— Start of Stored data —
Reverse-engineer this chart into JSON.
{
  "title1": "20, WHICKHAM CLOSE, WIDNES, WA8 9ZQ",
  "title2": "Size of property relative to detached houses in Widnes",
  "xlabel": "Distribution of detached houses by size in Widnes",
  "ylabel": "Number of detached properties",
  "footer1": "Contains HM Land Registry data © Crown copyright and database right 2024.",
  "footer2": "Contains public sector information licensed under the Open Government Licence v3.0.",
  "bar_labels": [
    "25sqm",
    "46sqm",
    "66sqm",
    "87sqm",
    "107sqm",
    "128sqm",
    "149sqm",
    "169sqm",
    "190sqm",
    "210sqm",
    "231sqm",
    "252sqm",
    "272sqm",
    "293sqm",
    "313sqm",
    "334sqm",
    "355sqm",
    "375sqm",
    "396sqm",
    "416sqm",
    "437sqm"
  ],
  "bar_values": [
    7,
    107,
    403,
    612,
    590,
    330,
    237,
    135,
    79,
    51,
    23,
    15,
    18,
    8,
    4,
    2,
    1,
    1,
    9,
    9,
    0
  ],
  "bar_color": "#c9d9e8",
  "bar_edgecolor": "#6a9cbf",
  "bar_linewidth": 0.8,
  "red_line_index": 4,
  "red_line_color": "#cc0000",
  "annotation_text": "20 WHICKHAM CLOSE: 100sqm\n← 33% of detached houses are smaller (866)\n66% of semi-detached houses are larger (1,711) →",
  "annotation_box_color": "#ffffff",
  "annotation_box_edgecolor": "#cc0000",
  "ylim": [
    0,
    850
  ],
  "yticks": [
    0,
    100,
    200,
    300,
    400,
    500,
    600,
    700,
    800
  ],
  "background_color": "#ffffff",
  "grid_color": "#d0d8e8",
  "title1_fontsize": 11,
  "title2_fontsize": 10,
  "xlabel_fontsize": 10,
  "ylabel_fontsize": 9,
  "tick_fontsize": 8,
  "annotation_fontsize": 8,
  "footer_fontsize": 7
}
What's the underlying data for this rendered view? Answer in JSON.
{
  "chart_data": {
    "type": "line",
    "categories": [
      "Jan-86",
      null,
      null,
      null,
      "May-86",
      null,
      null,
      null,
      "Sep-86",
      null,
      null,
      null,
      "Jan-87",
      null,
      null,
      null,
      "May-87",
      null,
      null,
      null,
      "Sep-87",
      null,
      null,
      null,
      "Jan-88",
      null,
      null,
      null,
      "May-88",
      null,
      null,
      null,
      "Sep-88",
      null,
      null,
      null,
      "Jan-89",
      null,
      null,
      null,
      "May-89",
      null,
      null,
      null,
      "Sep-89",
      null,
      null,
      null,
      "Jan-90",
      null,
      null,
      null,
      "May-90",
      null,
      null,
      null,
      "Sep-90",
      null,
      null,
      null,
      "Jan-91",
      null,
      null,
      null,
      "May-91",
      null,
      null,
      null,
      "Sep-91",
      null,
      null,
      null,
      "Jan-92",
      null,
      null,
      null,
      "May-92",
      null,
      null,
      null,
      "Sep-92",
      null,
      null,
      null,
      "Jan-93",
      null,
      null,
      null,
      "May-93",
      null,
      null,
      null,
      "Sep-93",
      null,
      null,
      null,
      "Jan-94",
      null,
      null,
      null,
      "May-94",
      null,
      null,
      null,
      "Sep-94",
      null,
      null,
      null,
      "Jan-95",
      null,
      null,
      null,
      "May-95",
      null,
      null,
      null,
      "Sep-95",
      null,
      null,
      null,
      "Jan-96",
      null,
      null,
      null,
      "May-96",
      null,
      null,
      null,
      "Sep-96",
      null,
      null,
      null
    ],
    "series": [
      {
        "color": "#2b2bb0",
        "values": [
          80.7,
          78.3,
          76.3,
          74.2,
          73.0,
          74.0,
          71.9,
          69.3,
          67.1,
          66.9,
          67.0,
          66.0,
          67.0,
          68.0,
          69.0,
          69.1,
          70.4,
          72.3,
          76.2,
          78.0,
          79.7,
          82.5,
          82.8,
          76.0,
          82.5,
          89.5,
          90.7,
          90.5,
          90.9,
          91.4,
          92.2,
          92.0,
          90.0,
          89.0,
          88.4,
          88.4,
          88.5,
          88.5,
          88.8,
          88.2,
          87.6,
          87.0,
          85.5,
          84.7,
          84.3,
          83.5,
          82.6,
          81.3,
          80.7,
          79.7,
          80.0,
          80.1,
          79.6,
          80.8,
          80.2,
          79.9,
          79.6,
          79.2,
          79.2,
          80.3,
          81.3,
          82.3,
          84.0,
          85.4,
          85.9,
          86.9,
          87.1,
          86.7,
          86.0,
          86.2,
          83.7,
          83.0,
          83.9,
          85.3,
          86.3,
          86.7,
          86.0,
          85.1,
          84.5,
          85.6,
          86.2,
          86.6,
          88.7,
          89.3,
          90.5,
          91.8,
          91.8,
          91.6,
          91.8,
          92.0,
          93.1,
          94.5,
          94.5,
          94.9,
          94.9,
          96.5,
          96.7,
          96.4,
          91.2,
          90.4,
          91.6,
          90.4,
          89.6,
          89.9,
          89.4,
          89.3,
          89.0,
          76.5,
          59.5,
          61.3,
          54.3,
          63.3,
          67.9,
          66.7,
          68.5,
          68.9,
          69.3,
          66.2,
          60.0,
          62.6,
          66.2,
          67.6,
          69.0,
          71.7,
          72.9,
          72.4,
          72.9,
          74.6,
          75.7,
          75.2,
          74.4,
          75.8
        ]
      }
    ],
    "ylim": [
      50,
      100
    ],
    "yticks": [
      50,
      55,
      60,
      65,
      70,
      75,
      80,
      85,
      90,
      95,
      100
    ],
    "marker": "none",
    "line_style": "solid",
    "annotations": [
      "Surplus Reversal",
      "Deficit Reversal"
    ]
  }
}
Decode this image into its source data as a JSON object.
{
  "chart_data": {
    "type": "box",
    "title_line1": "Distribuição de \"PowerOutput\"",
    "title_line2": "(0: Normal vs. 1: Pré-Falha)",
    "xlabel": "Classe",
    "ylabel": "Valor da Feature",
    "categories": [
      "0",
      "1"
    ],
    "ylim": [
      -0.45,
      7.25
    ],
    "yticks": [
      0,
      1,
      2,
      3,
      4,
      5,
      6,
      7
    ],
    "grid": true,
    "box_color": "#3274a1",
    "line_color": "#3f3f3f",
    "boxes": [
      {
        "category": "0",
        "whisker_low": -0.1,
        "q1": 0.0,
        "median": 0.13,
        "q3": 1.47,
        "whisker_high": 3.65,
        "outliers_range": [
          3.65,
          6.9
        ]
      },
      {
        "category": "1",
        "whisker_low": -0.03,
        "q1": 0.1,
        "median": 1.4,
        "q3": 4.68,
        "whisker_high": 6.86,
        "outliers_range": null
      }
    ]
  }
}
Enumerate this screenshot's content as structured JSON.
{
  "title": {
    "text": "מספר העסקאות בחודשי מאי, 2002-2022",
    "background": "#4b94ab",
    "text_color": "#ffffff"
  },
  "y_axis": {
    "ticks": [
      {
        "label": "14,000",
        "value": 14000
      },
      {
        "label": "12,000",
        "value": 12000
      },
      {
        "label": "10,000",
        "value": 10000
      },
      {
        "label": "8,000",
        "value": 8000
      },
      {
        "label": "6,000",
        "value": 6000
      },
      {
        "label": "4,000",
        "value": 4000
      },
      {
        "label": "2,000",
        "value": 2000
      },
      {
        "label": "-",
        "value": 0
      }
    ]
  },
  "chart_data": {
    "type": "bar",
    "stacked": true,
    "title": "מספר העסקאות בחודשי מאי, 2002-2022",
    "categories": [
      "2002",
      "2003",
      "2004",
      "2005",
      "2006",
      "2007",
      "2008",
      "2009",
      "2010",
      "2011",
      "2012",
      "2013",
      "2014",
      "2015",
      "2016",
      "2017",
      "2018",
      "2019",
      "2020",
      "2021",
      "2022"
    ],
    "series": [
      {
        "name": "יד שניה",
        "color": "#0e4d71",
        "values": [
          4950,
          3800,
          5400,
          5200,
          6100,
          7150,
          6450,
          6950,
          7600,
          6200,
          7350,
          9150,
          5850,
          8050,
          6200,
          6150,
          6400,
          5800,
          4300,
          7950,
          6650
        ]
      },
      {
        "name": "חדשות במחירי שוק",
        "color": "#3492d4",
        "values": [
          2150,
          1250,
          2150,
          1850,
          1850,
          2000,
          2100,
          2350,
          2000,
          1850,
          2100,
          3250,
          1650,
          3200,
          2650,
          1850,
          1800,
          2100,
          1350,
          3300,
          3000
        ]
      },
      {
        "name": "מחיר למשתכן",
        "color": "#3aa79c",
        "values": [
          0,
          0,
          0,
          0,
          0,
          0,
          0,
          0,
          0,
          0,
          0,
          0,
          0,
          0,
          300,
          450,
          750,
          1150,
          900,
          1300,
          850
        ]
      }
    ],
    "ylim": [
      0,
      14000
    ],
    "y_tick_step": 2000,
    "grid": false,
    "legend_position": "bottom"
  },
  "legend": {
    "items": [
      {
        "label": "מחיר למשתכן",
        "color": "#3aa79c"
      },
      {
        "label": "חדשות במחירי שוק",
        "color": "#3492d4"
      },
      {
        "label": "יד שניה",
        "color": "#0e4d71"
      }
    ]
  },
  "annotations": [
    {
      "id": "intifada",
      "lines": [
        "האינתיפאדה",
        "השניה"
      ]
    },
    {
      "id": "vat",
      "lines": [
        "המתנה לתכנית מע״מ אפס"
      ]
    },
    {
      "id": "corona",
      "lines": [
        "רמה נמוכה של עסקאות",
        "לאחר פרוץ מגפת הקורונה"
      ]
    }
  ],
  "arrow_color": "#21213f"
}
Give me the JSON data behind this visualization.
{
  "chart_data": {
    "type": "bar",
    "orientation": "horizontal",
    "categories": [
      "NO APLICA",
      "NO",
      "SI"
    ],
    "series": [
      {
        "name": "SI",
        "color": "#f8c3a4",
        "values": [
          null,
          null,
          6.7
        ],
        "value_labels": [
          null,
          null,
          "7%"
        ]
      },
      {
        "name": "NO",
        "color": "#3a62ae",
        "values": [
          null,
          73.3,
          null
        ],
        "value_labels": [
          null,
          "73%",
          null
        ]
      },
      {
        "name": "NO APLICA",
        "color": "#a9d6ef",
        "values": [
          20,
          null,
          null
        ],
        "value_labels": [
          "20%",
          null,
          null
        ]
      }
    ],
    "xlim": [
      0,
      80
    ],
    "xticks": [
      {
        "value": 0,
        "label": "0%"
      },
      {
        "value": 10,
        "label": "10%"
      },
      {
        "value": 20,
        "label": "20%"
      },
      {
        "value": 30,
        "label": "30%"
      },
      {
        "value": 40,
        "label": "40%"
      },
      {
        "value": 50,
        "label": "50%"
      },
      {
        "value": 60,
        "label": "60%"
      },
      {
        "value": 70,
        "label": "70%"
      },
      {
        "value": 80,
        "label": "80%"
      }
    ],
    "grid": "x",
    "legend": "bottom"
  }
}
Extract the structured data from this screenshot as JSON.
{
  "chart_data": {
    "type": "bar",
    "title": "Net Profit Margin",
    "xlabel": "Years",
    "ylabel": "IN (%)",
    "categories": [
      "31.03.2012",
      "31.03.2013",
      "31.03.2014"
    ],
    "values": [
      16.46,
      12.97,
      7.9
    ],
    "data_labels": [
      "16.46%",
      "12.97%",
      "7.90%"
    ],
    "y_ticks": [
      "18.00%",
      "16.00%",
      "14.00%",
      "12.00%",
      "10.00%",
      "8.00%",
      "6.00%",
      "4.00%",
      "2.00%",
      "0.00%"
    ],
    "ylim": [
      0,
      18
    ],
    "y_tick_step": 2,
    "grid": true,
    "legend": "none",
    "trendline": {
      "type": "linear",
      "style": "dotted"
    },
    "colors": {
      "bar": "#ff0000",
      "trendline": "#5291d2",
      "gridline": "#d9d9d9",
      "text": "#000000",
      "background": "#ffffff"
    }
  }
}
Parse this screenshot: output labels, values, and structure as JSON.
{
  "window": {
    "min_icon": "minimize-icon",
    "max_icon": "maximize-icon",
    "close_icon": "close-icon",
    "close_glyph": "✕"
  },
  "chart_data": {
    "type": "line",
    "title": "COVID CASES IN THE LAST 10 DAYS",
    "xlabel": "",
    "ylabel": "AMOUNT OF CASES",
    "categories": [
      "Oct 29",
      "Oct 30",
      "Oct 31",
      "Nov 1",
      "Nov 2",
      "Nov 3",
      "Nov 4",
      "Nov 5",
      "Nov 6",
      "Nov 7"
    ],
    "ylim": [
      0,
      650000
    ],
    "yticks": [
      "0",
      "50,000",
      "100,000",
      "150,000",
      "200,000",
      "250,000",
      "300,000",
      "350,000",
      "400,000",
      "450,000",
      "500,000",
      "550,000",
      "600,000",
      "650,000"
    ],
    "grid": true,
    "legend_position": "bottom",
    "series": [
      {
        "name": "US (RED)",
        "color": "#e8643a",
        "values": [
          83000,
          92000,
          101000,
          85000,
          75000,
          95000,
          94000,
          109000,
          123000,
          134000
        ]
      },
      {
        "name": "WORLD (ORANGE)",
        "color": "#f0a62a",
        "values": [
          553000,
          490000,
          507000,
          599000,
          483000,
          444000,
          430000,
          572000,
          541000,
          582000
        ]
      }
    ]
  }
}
— End of Stored data —
What needs to be done - Report each line of the material above where the word "חדשות" appears.

Solution to the problem -
        "name": "חדשות במחירי שוק",
        "label": "חדשות במחירי שוק",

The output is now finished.